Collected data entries

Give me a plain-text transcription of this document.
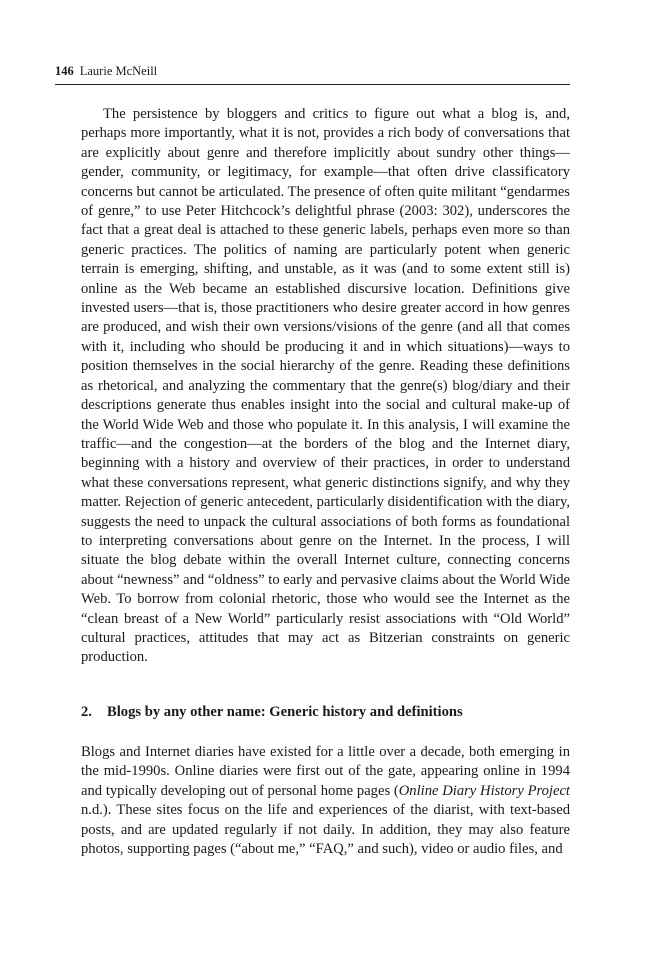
146 Laurie McNeill

The persistence by bloggers and critics to figure out what a blog is, and, perhaps more importantly, what it is not, provides a rich body of conversations that are explicitly about genre and therefore implicitly about sundry other things—gender, community, or legitimacy, for example—that often drive classificatory concerns but cannot be articulated. The presence of often quite militant “gendarmes of genre,” to use Peter Hitchcock’s delightful phrase (2003: 302), underscores the fact that a great deal is attached to these generic labels, perhaps even more so than generic practices. The politics of naming are particularly potent when generic terrain is emerging, shifting, and unstable, as it was (and to some extent still is) online as the Web became an established discursive location. Definitions give invested users—that is, those practitioners who desire greater accord in how genres are produced, and wish their own versions/visions of the genre (and all that comes with it, including who should be producing it and in which situations)—ways to position themselves in the social hierarchy of the genre. Reading these definitions as rhetorical, and analyzing the commentary that the genre(s) blog/diary and their descriptions generate thus enables insight into the social and cultural make-up of the World Wide Web and those who populate it. In this analysis, I will examine the traffic—and the congestion—at the borders of the blog and the Internet diary, beginning with a history and overview of their practices, in order to understand what these conversations represent, what generic distinctions signify, and why they matter. Rejection of generic antecedent, particularly disidentification with the diary, suggests the need to unpack the cultural associations of both forms as foundational to interpreting conversations about genre on the Internet. In the process, I will situate the blog debate within the overall Internet culture, connecting concerns about “newness” and “oldness” to early and pervasive claims about the World Wide Web. To borrow from colonial rhetoric, those who would see the Internet as the “clean breast of a New World” particularly resist associations with “Old World” cultural practices, attitudes that may act as Bitzerian constraints on generic production.

2. Blogs by any other name: Generic history and definitions

Blogs and Internet diaries have existed for a little over a decade, both emerging in the mid-1990s. Online diaries were first out of the gate, appearing online in 1994 and typically developing out of personal home pages (Online Diary History Project n.d.). These sites focus on the life and experiences of the diarist, with text-based posts, and are updated regularly if not daily. In addition, they may also feature photos, supporting pages (“about me,” “FAQ,” and such), video or audio files, and
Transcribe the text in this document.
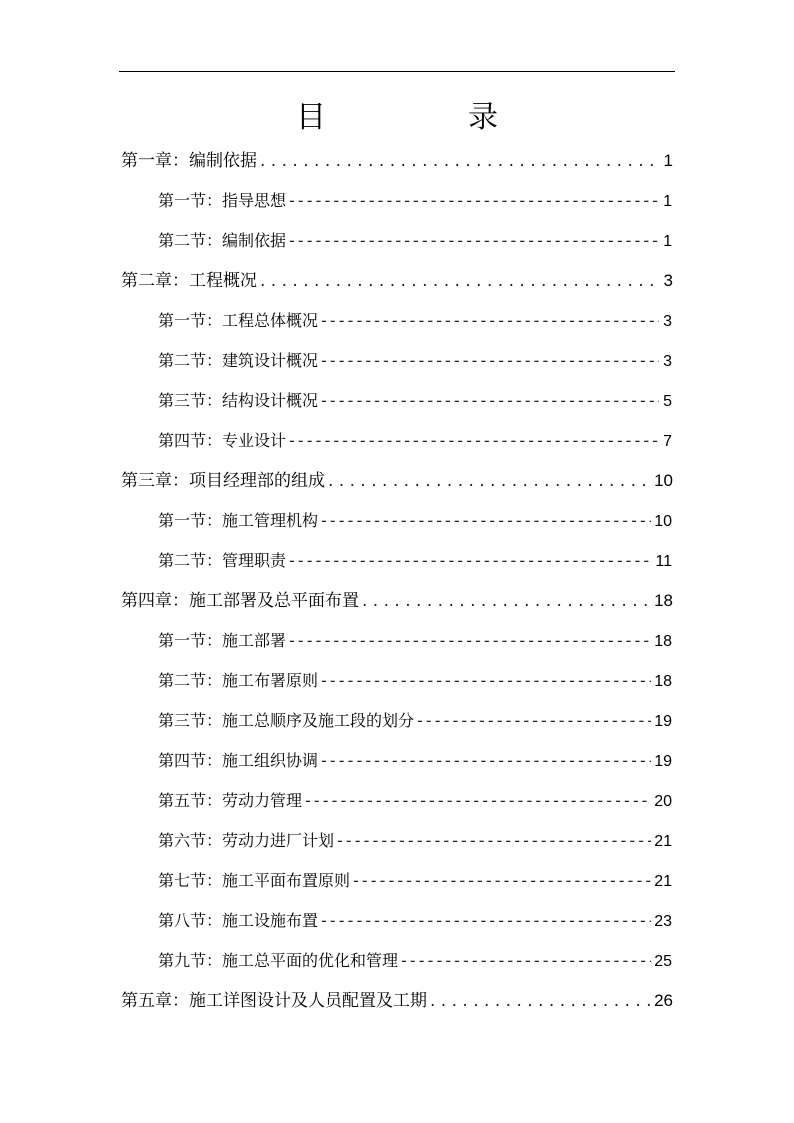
目　录
第一章：编制依据 . . .	1
第一节：指导思想 - - -	1
第二节：编制依据 - - -	1
第二章：工程概况 . . .	3
第一节：工程总体概况 - - -	3
第二节：建筑设计概况 - - -	3
第三节：结构设计概况 - - -	5
第四节：专业设计 - - -	7
第三章：项目经理部的组成 . . .	10
第一节：施工管理机构 - - -	10
第二节：管理职责 - - -	11
第四章：施工部署及总平面布置 . . .	18
第一节：施工部署 - - -	18
第二节：施工布署原则 - - -	18
第三节：施工总顺序及施工段的划分 - - -	19
第四节：施工组织协调 - - -	19
第五节：劳动力管理 - - -	20
第六节：劳动力进厂计划 - - -	21
第七节：施工平面布置原则 - - -	21
第八节：施工设施布置 - - -	23
第九节：施工总平面的优化和管理 - - -	25
第五章：施工详图设计及人员配置及工期 . . .	26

● What needs to be done: List all lines holding the string "document".

● Response:
Give me a plain-text transcription of this document.
Transcribe the text in this document.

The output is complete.